[Stored entries]
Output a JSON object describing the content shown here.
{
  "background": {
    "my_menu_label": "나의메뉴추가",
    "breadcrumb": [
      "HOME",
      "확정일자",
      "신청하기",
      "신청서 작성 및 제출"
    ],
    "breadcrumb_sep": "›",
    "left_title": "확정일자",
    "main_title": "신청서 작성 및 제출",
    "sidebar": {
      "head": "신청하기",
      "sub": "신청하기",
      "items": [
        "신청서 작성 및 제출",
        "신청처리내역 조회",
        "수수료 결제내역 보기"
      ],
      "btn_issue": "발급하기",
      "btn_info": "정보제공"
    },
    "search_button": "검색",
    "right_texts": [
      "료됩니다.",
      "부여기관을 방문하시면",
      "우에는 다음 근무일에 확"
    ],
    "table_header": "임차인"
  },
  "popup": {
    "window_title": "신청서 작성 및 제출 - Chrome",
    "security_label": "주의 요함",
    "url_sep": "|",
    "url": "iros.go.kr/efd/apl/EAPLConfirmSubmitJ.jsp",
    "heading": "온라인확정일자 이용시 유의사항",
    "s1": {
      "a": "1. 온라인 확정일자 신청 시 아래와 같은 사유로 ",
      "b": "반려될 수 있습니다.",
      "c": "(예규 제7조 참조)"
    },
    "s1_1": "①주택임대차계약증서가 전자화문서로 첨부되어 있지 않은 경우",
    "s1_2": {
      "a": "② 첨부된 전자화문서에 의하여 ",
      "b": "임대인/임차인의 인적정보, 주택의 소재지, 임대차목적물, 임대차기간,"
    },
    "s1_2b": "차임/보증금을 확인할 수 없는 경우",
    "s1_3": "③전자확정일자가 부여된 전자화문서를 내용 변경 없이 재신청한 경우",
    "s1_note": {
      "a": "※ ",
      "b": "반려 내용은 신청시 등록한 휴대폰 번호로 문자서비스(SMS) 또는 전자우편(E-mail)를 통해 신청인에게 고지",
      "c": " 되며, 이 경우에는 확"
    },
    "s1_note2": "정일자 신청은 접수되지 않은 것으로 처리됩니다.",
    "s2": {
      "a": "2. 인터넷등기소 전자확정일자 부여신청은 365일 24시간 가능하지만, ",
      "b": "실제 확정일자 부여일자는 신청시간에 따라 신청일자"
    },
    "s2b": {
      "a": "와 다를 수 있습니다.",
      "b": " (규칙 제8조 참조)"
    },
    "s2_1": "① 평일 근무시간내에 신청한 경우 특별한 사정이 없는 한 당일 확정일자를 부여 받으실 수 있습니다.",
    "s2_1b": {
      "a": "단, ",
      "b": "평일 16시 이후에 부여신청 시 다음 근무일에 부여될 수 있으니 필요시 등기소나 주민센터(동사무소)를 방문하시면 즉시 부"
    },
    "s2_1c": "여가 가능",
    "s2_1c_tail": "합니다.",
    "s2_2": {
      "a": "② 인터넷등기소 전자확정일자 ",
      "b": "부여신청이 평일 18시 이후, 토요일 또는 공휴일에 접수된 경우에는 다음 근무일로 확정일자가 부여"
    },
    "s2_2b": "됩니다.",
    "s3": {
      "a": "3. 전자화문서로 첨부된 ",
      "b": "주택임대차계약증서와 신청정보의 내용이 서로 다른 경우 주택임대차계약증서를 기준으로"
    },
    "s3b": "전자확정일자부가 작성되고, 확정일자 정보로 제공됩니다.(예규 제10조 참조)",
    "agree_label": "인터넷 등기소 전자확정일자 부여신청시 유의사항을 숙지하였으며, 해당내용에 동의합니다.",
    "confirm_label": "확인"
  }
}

**Problem to work on**
Select all lines in the listing that include the word "근무일에".

**Result of this task**
      "우에는 다음 근무일에 확"
      "b": "평일 16시 이후에 부여신청 시 다음 근무일에 부여될 수 있으니 필요시 등기소나 주민센터(동사무소)를 방문하시면 즉시 부"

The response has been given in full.